DATA ROWS
###
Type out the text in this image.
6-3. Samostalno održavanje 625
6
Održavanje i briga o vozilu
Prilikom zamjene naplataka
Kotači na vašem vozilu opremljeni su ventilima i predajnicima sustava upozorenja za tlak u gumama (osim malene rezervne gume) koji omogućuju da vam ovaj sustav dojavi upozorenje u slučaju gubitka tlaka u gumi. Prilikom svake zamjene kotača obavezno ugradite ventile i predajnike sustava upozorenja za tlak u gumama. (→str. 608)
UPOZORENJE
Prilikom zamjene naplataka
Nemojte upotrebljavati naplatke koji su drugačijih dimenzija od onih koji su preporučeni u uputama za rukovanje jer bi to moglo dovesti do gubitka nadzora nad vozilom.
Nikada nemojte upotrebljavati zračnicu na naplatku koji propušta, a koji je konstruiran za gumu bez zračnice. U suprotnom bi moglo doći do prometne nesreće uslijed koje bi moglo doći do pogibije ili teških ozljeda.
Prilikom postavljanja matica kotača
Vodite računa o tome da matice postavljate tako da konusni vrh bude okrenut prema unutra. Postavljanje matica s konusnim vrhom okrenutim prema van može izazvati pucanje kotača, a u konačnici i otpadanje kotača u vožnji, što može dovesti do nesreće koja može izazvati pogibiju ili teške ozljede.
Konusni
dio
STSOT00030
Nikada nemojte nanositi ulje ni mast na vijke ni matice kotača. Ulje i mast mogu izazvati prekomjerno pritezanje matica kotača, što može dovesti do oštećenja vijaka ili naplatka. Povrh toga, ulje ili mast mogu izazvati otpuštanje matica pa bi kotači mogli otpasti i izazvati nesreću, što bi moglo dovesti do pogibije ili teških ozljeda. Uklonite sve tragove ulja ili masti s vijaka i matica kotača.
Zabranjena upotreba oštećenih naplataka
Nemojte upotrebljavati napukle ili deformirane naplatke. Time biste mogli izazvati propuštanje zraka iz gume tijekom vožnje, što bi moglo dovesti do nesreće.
###
GOAL
From the listing above, extract every line exactly as it stands.

TASK OUTPUT
Type out the text in this image.
6-3. Samostalno održavanje 625
6
Održavanje i briga o vozilu
Prilikom zamjene naplataka
Kotači na vašem vozilu opremljeni su ventilima i predajnicima sustava upozorenja za tlak u gumama (osim malene rezervne gume) koji omogućuju da vam ovaj sustav dojavi upozorenje u slučaju gubitka tlaka u gumi. Prilikom svake zamjene kotača obavezno ugradite ventile i predajnike sustava upozorenja za tlak u gumama. (→str. 608)
UPOZORENJE
Prilikom zamjene naplataka
Nemojte upotrebljavati naplatke koji su drugačijih dimenzija od onih koji su preporučeni u uputama za rukovanje jer bi to moglo dovesti do gubitka nadzora nad vozilom.
Nikada nemojte upotrebljavati zračnicu na naplatku koji propušta, a koji je konstruiran za gumu bez zračnice. U suprotnom bi moglo doći do prometne nesreće uslijed koje bi moglo doći do pogibije ili teških ozljeda.
Prilikom postavljanja matica kotača
Vodite računa o tome da matice postavljate tako da konusni vrh bude okrenut prema unutra. Postavljanje matica s konusnim vrhom okrenutim prema van može izazvati pucanje kotača, a u konačnici i otpadanje kotača u vožnji, što može dovesti do nesreće koja može izazvati pogibiju ili teške ozljede.
Konusni
dio
STSOT00030
Nikada nemojte nanositi ulje ni mast na vijke ni matice kotača. Ulje i mast mogu izazvati prekomjerno pritezanje matica kotača, što može dovesti do oštećenja vijaka ili naplatka. Povrh toga, ulje ili mast mogu izazvati otpuštanje matica pa bi kotači mogli otpasti i izazvati nesreću, što bi moglo dovesti do pogibije ili teških ozljeda. Uklonite sve tragove ulja ili masti s vijaka i matica kotača.
Zabranjena upotreba oštećenih naplataka
Nemojte upotrebljavati napukle ili deformirane naplatke. Time biste mogli izazvati propuštanje zraka iz gume tijekom vožnje, što bi moglo dovesti do nesreće.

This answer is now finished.